Directive -
Can you output the following records line for line, with nothing changed?

## Start Data listing

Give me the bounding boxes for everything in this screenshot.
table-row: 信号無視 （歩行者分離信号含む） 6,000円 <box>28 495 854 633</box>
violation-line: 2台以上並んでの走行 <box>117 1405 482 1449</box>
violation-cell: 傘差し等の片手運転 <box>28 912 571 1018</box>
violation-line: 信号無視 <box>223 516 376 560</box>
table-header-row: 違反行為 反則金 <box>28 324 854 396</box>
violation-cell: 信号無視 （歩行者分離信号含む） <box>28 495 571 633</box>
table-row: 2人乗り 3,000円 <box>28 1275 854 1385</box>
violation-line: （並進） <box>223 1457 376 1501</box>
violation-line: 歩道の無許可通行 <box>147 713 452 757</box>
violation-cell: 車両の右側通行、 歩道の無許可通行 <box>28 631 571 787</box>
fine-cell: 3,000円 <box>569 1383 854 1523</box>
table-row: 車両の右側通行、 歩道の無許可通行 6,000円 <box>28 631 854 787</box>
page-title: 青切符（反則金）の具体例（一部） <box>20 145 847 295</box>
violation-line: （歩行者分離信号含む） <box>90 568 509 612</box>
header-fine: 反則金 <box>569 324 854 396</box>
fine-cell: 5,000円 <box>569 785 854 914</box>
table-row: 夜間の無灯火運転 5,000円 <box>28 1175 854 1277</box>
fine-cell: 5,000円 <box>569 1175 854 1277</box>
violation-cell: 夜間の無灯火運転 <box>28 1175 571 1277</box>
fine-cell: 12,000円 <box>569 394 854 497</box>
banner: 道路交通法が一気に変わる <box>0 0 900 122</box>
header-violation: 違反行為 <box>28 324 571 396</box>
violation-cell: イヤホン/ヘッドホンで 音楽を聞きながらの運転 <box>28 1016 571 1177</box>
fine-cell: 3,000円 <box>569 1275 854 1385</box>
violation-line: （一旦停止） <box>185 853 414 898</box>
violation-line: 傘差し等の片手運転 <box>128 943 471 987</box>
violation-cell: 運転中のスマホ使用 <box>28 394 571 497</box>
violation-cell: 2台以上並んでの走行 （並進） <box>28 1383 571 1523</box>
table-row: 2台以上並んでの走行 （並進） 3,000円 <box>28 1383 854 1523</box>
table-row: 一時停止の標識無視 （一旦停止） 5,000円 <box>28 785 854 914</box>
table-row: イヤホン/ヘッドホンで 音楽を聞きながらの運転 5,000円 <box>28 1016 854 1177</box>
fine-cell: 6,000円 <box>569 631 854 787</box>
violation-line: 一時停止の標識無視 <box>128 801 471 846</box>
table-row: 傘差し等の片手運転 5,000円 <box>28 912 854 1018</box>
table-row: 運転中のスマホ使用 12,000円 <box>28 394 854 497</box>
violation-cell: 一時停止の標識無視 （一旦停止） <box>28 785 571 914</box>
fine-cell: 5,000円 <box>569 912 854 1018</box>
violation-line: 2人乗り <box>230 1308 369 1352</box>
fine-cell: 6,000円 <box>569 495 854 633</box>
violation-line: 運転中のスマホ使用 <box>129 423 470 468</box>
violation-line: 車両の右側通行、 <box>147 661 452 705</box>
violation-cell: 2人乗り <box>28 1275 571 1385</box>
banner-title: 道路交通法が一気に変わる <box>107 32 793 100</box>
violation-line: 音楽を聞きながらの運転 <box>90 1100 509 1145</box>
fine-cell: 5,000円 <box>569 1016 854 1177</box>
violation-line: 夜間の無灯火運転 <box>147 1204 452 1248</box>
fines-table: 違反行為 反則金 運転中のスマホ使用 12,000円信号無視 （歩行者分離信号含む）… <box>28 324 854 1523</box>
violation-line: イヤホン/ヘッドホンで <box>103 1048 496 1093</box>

## End Data listing

Finished exercise -
Give me the bounding boxes for everything in this screenshot.
table-row: 信号無視 （歩行者分離信号含む） 6,000円 <box>28 495 854 633</box>
violation-line: 2台以上並んでの走行 <box>117 1405 482 1449</box>
violation-cell: 傘差し等の片手運転 <box>28 912 571 1018</box>
violation-line: 信号無視 <box>223 516 376 560</box>
table-header-row: 違反行為 反則金 <box>28 324 854 396</box>
violation-cell: 信号無視 （歩行者分離信号含む） <box>28 495 571 633</box>
table-row: 2人乗り 3,000円 <box>28 1275 854 1385</box>
violation-line: （並進） <box>223 1457 376 1501</box>
violation-line: 歩道の無許可通行 <box>147 713 452 757</box>
violation-cell: 車両の右側通行、 歩道の無許可通行 <box>28 631 571 787</box>
fine-cell: 3,000円 <box>569 1383 854 1523</box>
table-row: 車両の右側通行、 歩道の無許可通行 6,000円 <box>28 631 854 787</box>
page-title: 青切符（反則金）の具体例（一部） <box>20 145 847 295</box>
violation-line: （歩行者分離信号含む） <box>90 568 509 612</box>
header-fine: 反則金 <box>569 324 854 396</box>
fine-cell: 5,000円 <box>569 785 854 914</box>
table-row: 夜間の無灯火運転 5,000円 <box>28 1175 854 1277</box>
fine-cell: 5,000円 <box>569 1175 854 1277</box>
violation-cell: 夜間の無灯火運転 <box>28 1175 571 1277</box>
fine-cell: 12,000円 <box>569 394 854 497</box>
banner: 道路交通法が一気に変わる <box>0 0 900 122</box>
header-violation: 違反行為 <box>28 324 571 396</box>
violation-cell: イヤホン/ヘッドホンで 音楽を聞きながらの運転 <box>28 1016 571 1177</box>
fine-cell: 3,000円 <box>569 1275 854 1385</box>
violation-line: （一旦停止） <box>185 853 414 898</box>
violation-line: 傘差し等の片手運転 <box>128 943 471 987</box>
violation-cell: 運転中のスマホ使用 <box>28 394 571 497</box>
violation-cell: 2台以上並んでの走行 （並進） <box>28 1383 571 1523</box>
table-row: 2台以上並んでの走行 （並進） 3,000円 <box>28 1383 854 1523</box>
table-row: 一時停止の標識無視 （一旦停止） 5,000円 <box>28 785 854 914</box>
table-row: イヤホン/ヘッドホンで 音楽を聞きながらの運転 5,000円 <box>28 1016 854 1177</box>
fine-cell: 6,000円 <box>569 631 854 787</box>
violation-line: 一時停止の標識無視 <box>128 801 471 846</box>
table-row: 傘差し等の片手運転 5,000円 <box>28 912 854 1018</box>
table-row: 運転中のスマホ使用 12,000円 <box>28 394 854 497</box>
violation-cell: 一時停止の標識無視 （一旦停止） <box>28 785 571 914</box>
fine-cell: 5,000円 <box>569 912 854 1018</box>
violation-line: 2人乗り <box>230 1308 369 1352</box>
fine-cell: 6,000円 <box>569 495 854 633</box>
violation-line: 運転中のスマホ使用 <box>129 423 470 468</box>
violation-line: 車両の右側通行、 <box>147 661 452 705</box>
violation-cell: 2人乗り <box>28 1275 571 1385</box>
banner-title: 道路交通法が一気に変わる <box>107 32 793 100</box>
violation-line: 音楽を聞きながらの運転 <box>90 1100 509 1145</box>
fine-cell: 5,000円 <box>569 1016 854 1177</box>
violation-line: 夜間の無灯火運転 <box>147 1204 452 1248</box>
fines-table: 違反行為 反則金 運転中のスマホ使用 12,000円信号無視 （歩行者分離信号含む）… <box>28 324 854 1523</box>
violation-line: イヤホン/ヘッドホンで <box>103 1048 496 1093</box>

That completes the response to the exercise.